WHAT THIS TASK INVOLVES: Return every record verbatim.

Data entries
▬▬▬▬▬▬▬▬▬▬

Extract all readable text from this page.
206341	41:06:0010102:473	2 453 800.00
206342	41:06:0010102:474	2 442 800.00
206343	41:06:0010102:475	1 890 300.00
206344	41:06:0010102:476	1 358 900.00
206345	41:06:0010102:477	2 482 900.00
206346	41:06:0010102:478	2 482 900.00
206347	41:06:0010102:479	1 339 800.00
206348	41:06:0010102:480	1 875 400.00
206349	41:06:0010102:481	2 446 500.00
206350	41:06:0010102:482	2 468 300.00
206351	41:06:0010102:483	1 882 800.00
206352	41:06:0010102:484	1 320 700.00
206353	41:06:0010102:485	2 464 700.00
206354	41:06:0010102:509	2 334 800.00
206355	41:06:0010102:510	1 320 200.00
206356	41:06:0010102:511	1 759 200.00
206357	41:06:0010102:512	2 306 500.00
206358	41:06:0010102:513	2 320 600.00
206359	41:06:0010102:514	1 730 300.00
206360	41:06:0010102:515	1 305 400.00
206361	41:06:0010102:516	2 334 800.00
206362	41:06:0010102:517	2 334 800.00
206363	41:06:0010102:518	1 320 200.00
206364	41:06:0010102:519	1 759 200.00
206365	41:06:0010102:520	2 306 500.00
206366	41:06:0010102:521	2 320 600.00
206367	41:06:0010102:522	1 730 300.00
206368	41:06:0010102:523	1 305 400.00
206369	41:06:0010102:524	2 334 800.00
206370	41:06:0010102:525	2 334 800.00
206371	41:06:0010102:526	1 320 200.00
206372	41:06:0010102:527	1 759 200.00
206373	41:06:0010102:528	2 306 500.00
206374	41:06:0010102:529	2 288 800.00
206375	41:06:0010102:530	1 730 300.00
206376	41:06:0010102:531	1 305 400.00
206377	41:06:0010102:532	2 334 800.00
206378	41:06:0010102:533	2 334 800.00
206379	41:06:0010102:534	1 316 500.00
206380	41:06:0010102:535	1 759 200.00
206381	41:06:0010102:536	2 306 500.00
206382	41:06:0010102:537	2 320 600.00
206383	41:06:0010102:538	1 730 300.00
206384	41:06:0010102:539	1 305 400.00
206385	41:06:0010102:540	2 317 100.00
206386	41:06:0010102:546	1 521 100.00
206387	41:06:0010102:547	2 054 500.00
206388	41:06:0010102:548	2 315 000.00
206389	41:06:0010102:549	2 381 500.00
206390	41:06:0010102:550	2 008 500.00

▬▬▬▬▬▬▬▬▬▬

EXERCISE RESPONSE:
Extract all readable text from this page.
206341	41:06:0010102:473	2 453 800.00
206342	41:06:0010102:474	2 442 800.00
206343	41:06:0010102:475	1 890 300.00
206344	41:06:0010102:476	1 358 900.00
206345	41:06:0010102:477	2 482 900.00
206346	41:06:0010102:478	2 482 900.00
206347	41:06:0010102:479	1 339 800.00
206348	41:06:0010102:480	1 875 400.00
206349	41:06:0010102:481	2 446 500.00
206350	41:06:0010102:482	2 468 300.00
206351	41:06:0010102:483	1 882 800.00
206352	41:06:0010102:484	1 320 700.00
206353	41:06:0010102:485	2 464 700.00
206354	41:06:0010102:509	2 334 800.00
206355	41:06:0010102:510	1 320 200.00
206356	41:06:0010102:511	1 759 200.00
206357	41:06:0010102:512	2 306 500.00
206358	41:06:0010102:513	2 320 600.00
206359	41:06:0010102:514	1 730 300.00
206360	41:06:0010102:515	1 305 400.00
206361	41:06:0010102:516	2 334 800.00
206362	41:06:0010102:517	2 334 800.00
206363	41:06:0010102:518	1 320 200.00
206364	41:06:0010102:519	1 759 200.00
206365	41:06:0010102:520	2 306 500.00
206366	41:06:0010102:521	2 320 600.00
206367	41:06:0010102:522	1 730 300.00
206368	41:06:0010102:523	1 305 400.00
206369	41:06:0010102:524	2 334 800.00
206370	41:06:0010102:525	2 334 800.00
206371	41:06:0010102:526	1 320 200.00
206372	41:06:0010102:527	1 759 200.00
206373	41:06:0010102:528	2 306 500.00
206374	41:06:0010102:529	2 288 800.00
206375	41:06:0010102:530	1 730 300.00
206376	41:06:0010102:531	1 305 400.00
206377	41:06:0010102:532	2 334 800.00
206378	41:06:0010102:533	2 334 800.00
206379	41:06:0010102:534	1 316 500.00
206380	41:06:0010102:535	1 759 200.00
206381	41:06:0010102:536	2 306 500.00
206382	41:06:0010102:537	2 320 600.00
206383	41:06:0010102:538	1 730 300.00
206384	41:06:0010102:539	1 305 400.00
206385	41:06:0010102:540	2 317 100.00
206386	41:06:0010102:546	1 521 100.00
206387	41:06:0010102:547	2 054 500.00
206388	41:06:0010102:548	2 315 000.00
206389	41:06:0010102:549	2 381 500.00
206390	41:06:0010102:550	2 008 500.00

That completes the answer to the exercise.